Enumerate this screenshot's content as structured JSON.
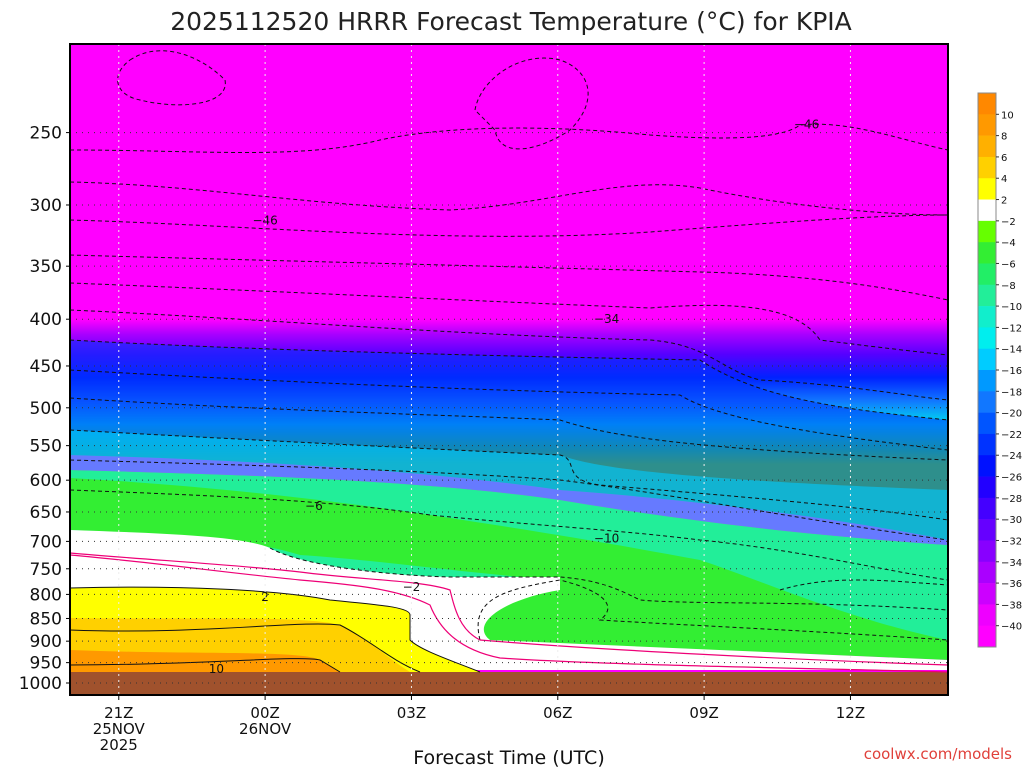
{
  "chart_data": {
    "type": "heatmap",
    "title": "2025112520 HRRR Forecast Temperature (°C) for KPIA",
    "xlabel": "Forecast Time (UTC)",
    "ylabel": "",
    "y_scale": "log",
    "y_inverted": true,
    "ylim": [
      1000,
      200
    ],
    "y_ticks": [
      "250",
      "300",
      "350",
      "400",
      "450",
      "500",
      "550",
      "600",
      "650",
      "700",
      "750",
      "800",
      "850",
      "900",
      "950",
      "1000"
    ],
    "xlim_hours_from_00Z_26NOV": [
      -4,
      14
    ],
    "x_ticks": [
      {
        "hour": -3,
        "lines": [
          "21Z",
          "25NOV",
          "2025"
        ]
      },
      {
        "hour": 0,
        "lines": [
          "00Z",
          "26NOV"
        ]
      },
      {
        "hour": 3,
        "lines": [
          "03Z"
        ]
      },
      {
        "hour": 6,
        "lines": [
          "06Z"
        ]
      },
      {
        "hour": 9,
        "lines": [
          "09Z"
        ]
      },
      {
        "hour": 12,
        "lines": [
          "12Z"
        ]
      }
    ],
    "grid": true,
    "colorbar": {
      "placement": "right",
      "levels": [
        "10",
        "8",
        "6",
        "4",
        "2",
        "−2",
        "−4",
        "−6",
        "−8",
        "−10",
        "−12",
        "−14",
        "−16",
        "−18",
        "−20",
        "−22",
        "−24",
        "−26",
        "−28",
        "−30",
        "−32",
        "−34",
        "−36",
        "−38",
        "−40"
      ],
      "colors": [
        "#ff8800",
        "#ff9900",
        "#ffb000",
        "#ffd000",
        "#ffff00",
        "#ffffff",
        "#66ff00",
        "#33ee33",
        "#22ee66",
        "#22ee99",
        "#11eecc",
        "#00eeee",
        "#00ccff",
        "#0099ff",
        "#1177ff",
        "#0055ff",
        "#0033ff",
        "#0011ff",
        "#2200ff",
        "#4400ff",
        "#6600ff",
        "#8800ff",
        "#aa00ff",
        "#cc00ff",
        "#ee00ff",
        "#ff00ff"
      ]
    },
    "contour_labels": [
      {
        "text": "−46",
        "hour": 11.1,
        "pressure": 245
      },
      {
        "text": "−46",
        "hour": 0.0,
        "pressure": 312
      },
      {
        "text": "−34",
        "hour": 7.0,
        "pressure": 400
      },
      {
        "text": "−6",
        "hour": 1.0,
        "pressure": 640
      },
      {
        "text": "−10",
        "hour": 7.0,
        "pressure": 695
      },
      {
        "text": "−2",
        "hour": 3.0,
        "pressure": 785
      },
      {
        "text": "2",
        "hour": 0.0,
        "pressure": 805
      },
      {
        "text": "10",
        "hour": -1.0,
        "pressure": 965
      }
    ],
    "background_color": "#ff00ff",
    "ground_color": "#a0522d"
  },
  "credit": "coolwx.com/models"
}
▬▬▬
▶ **Directions**
Copy the records exactly. Skip the pictures.

▶ **Expected output**
Enumerate this screenshot's content as structured JSON.
{
  "chart_data": {
    "type": "heatmap",
    "title": "2025112520 HRRR Forecast Temperature (°C) for KPIA",
    "xlabel": "Forecast Time (UTC)",
    "ylabel": "",
    "y_scale": "log",
    "y_inverted": true,
    "ylim": [
      1000,
      200
    ],
    "y_ticks": [
      "250",
      "300",
      "350",
      "400",
      "450",
      "500",
      "550",
      "600",
      "650",
      "700",
      "750",
      "800",
      "850",
      "900",
      "950",
      "1000"
    ],
    "xlim_hours_from_00Z_26NOV": [
      -4,
      14
    ],
    "x_ticks": [
      {
        "hour": -3,
        "lines": [
          "21Z",
          "25NOV",
          "2025"
        ]
      },
      {
        "hour": 0,
        "lines": [
          "00Z",
          "26NOV"
        ]
      },
      {
        "hour": 3,
        "lines": [
          "03Z"
        ]
      },
      {
        "hour": 6,
        "lines": [
          "06Z"
        ]
      },
      {
        "hour": 9,
        "lines": [
          "09Z"
        ]
      },
      {
        "hour": 12,
        "lines": [
          "12Z"
        ]
      }
    ],
    "grid": true,
    "colorbar": {
      "placement": "right",
      "levels": [
        "10",
        "8",
        "6",
        "4",
        "2",
        "−2",
        "−4",
        "−6",
        "−8",
        "−10",
        "−12",
        "−14",
        "−16",
        "−18",
        "−20",
        "−22",
        "−24",
        "−26",
        "−28",
        "−30",
        "−32",
        "−34",
        "−36",
        "−38",
        "−40"
      ],
      "colors": [
        "#ff8800",
        "#ff9900",
        "#ffb000",
        "#ffd000",
        "#ffff00",
        "#ffffff",
        "#66ff00",
        "#33ee33",
        "#22ee66",
        "#22ee99",
        "#11eecc",
        "#00eeee",
        "#00ccff",
        "#0099ff",
        "#1177ff",
        "#0055ff",
        "#0033ff",
        "#0011ff",
        "#2200ff",
        "#4400ff",
        "#6600ff",
        "#8800ff",
        "#aa00ff",
        "#cc00ff",
        "#ee00ff",
        "#ff00ff"
      ]
    },
    "contour_labels": [
      {
        "text": "−46",
        "hour": 11.1,
        "pressure": 245
      },
      {
        "text": "−46",
        "hour": 0.0,
        "pressure": 312
      },
      {
        "text": "−34",
        "hour": 7.0,
        "pressure": 400
      },
      {
        "text": "−6",
        "hour": 1.0,
        "pressure": 640
      },
      {
        "text": "−10",
        "hour": 7.0,
        "pressure": 695
      },
      {
        "text": "−2",
        "hour": 3.0,
        "pressure": 785
      },
      {
        "text": "2",
        "hour": 0.0,
        "pressure": 805
      },
      {
        "text": "10",
        "hour": -1.0,
        "pressure": 965
      }
    ],
    "background_color": "#ff00ff",
    "ground_color": "#a0522d"
  },
  "credit": "coolwx.com/models"
}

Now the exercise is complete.